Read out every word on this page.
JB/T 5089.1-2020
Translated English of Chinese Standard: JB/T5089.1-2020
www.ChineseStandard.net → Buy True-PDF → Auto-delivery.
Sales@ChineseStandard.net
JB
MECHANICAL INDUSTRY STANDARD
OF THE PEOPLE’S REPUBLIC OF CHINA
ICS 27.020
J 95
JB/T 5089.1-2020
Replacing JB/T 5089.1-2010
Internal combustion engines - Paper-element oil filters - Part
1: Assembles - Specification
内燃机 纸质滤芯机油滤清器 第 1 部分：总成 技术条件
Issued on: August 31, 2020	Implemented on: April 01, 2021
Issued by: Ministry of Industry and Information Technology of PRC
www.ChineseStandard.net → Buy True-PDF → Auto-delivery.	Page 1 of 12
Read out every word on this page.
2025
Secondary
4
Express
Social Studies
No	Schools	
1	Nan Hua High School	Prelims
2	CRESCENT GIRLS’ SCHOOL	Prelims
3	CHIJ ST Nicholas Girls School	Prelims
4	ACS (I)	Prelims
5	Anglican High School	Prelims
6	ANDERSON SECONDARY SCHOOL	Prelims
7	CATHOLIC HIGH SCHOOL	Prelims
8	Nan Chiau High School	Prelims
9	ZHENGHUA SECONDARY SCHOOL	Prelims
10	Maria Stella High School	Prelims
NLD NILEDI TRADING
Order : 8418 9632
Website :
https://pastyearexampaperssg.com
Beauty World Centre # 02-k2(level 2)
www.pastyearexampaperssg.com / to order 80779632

----

▶ WHAT THE TASK REQUIRES:
Reproduce all the data word for word.

▶ EXERCISE ANSWER:
Read out every word on this page.
JB/T 5089.1-2020
Translated English of Chinese Standard: JB/T5089.1-2020
www.ChineseStandard.net → Buy True-PDF → Auto-delivery.
Sales@ChineseStandard.net
JB
MECHANICAL INDUSTRY STANDARD
OF THE PEOPLE’S REPUBLIC OF CHINA
ICS 27.020
J 95
JB/T 5089.1-2020
Replacing JB/T 5089.1-2010
Internal combustion engines - Paper-element oil filters - Part
1: Assembles - Specification
内燃机 纸质滤芯机油滤清器 第 1 部分：总成 技术条件
Issued on: August 31, 2020	Implemented on: April 01, 2021
Issued by: Ministry of Industry and Information Technology of PRC
www.ChineseStandard.net → Buy True-PDF → Auto-delivery.	Page 1 of 12
Read out every word on this page.
2025
Secondary
4
Express
Social Studies
No	Schools	
1	Nan Hua High School	Prelims
2	CRESCENT GIRLS’ SCHOOL	Prelims
3	CHIJ ST Nicholas Girls School	Prelims
4	ACS (I)	Prelims
5	Anglican High School	Prelims
6	ANDERSON SECONDARY SCHOOL	Prelims
7	CATHOLIC HIGH SCHOOL	Prelims
8	Nan Chiau High School	Prelims
9	ZHENGHUA SECONDARY SCHOOL	Prelims
10	Maria Stella High School	Prelims
NLD NILEDI TRADING
Order : 8418 9632
Website :
https://pastyearexampaperssg.com
Beauty World Centre # 02-k2(level 2)
www.pastyearexampaperssg.com / to order 80779632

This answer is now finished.